Set exercise: Write out each entry again. Keep every word exactly as it is.

Source data:
————
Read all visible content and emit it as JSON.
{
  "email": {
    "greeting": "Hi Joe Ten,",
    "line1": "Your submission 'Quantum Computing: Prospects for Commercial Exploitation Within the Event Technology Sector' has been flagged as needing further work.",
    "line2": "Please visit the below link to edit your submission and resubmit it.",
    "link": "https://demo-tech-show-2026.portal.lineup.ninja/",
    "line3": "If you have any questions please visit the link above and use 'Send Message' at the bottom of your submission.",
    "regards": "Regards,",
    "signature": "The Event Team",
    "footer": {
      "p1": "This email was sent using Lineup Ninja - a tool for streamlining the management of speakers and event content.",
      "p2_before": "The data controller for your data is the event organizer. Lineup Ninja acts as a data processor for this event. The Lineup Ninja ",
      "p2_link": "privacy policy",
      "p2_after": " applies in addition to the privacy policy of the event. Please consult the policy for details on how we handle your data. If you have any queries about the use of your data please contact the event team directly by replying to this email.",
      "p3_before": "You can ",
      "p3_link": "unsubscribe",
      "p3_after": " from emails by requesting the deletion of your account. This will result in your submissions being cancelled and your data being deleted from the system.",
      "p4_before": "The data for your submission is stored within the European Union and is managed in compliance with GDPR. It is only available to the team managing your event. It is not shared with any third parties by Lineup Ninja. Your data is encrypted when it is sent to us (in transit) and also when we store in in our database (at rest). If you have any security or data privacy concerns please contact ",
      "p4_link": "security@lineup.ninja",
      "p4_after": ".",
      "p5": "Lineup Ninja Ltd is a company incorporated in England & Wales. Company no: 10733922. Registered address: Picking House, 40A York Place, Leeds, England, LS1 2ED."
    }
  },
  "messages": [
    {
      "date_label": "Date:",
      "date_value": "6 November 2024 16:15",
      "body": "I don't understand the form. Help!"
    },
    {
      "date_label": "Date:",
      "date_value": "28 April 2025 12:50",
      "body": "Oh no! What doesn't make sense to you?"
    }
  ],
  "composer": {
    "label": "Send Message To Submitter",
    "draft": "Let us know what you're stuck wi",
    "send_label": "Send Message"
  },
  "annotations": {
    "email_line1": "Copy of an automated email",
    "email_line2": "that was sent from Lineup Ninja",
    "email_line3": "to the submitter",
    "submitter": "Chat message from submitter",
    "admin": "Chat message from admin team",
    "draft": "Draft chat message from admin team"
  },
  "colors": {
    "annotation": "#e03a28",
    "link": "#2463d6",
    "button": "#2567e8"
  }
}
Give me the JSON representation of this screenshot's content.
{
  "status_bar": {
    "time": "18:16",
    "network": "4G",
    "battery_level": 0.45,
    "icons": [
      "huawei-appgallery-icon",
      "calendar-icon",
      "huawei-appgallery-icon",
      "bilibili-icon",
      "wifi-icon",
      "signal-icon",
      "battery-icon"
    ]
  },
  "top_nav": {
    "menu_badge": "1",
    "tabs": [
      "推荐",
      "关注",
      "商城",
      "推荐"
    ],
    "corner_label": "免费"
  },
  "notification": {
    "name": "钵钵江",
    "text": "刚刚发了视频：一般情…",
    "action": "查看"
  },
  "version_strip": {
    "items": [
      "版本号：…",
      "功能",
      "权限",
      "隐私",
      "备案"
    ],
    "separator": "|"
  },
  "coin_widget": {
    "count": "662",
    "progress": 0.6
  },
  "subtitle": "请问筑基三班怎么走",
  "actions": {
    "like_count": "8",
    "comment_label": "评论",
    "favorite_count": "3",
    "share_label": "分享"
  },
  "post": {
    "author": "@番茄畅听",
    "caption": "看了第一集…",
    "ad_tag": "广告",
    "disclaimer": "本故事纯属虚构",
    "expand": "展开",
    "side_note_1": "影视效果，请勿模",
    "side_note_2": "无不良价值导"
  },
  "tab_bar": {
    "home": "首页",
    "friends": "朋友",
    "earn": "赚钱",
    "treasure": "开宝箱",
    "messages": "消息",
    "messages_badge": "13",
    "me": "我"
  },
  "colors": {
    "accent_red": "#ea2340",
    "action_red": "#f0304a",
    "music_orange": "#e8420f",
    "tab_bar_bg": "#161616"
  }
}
————
Solution:
Read all visible content and emit it as JSON.
{
  "email": {
    "greeting": "Hi Joe Ten,",
    "line1": "Your submission 'Quantum Computing: Prospects for Commercial Exploitation Within the Event Technology Sector' has been flagged as needing further work.",
    "line2": "Please visit the below link to edit your submission and resubmit it.",
    "link": "https://demo-tech-show-2026.portal.lineup.ninja/",
    "line3": "If you have any questions please visit the link above and use 'Send Message' at the bottom of your submission.",
    "regards": "Regards,",
    "signature": "The Event Team",
    "footer": {
      "p1": "This email was sent using Lineup Ninja - a tool for streamlining the management of speakers and event content.",
      "p2_before": "The data controller for your data is the event organizer. Lineup Ninja acts as a data processor for this event. The Lineup Ninja ",
      "p2_link": "privacy policy",
      "p2_after": " applies in addition to the privacy policy of the event. Please consult the policy for details on how we handle your data. If you have any queries about the use of your data please contact the event team directly by replying to this email.",
      "p3_before": "You can ",
      "p3_link": "unsubscribe",
      "p3_after": " from emails by requesting the deletion of your account. This will result in your submissions being cancelled and your data being deleted from the system.",
      "p4_before": "The data for your submission is stored within the European Union and is managed in compliance with GDPR. It is only available to the team managing your event. It is not shared with any third parties by Lineup Ninja. Your data is encrypted when it is sent to us (in transit) and also when we store in in our database (at rest). If you have any security or data privacy concerns please contact ",
      "p4_link": "security@lineup.ninja",
      "p4_after": ".",
      "p5": "Lineup Ninja Ltd is a company incorporated in England & Wales. Company no: 10733922. Registered address: Picking House, 40A York Place, Leeds, England, LS1 2ED."
    }
  },
  "messages": [
    {
      "date_label": "Date:",
      "date_value": "6 November 2024 16:15",
      "body": "I don't understand the form. Help!"
    },
    {
      "date_label": "Date:",
      "date_value": "28 April 2025 12:50",
      "body": "Oh no! What doesn't make sense to you?"
    }
  ],
  "composer": {
    "label": "Send Message To Submitter",
    "draft": "Let us know what you're stuck wi",
    "send_label": "Send Message"
  },
  "annotations": {
    "email_line1": "Copy of an automated email",
    "email_line2": "that was sent from Lineup Ninja",
    "email_line3": "to the submitter",
    "submitter": "Chat message from submitter",
    "admin": "Chat message from admin team",
    "draft": "Draft chat message from admin team"
  },
  "colors": {
    "annotation": "#e03a28",
    "link": "#2463d6",
    "button": "#2567e8"
  }
}
Give me the JSON representation of this screenshot's content.
{
  "status_bar": {
    "time": "18:16",
    "network": "4G",
    "battery_level": 0.45,
    "icons": [
      "huawei-appgallery-icon",
      "calendar-icon",
      "huawei-appgallery-icon",
      "bilibili-icon",
      "wifi-icon",
      "signal-icon",
      "battery-icon"
    ]
  },
  "top_nav": {
    "menu_badge": "1",
    "tabs": [
      "推荐",
      "关注",
      "商城",
      "推荐"
    ],
    "corner_label": "免费"
  },
  "notification": {
    "name": "钵钵江",
    "text": "刚刚发了视频：一般情…",
    "action": "查看"
  },
  "version_strip": {
    "items": [
      "版本号：…",
      "功能",
      "权限",
      "隐私",
      "备案"
    ],
    "separator": "|"
  },
  "coin_widget": {
    "count": "662",
    "progress": 0.6
  },
  "subtitle": "请问筑基三班怎么走",
  "actions": {
    "like_count": "8",
    "comment_label": "评论",
    "favorite_count": "3",
    "share_label": "分享"
  },
  "post": {
    "author": "@番茄畅听",
    "caption": "看了第一集…",
    "ad_tag": "广告",
    "disclaimer": "本故事纯属虚构",
    "expand": "展开",
    "side_note_1": "影视效果，请勿模",
    "side_note_2": "无不良价值导"
  },
  "tab_bar": {
    "home": "首页",
    "friends": "朋友",
    "earn": "赚钱",
    "treasure": "开宝箱",
    "messages": "消息",
    "messages_badge": "13",
    "me": "我"
  },
  "colors": {
    "accent_red": "#ea2340",
    "action_red": "#f0304a",
    "music_orange": "#e8420f",
    "tab_bar_bg": "#161616"
  }
}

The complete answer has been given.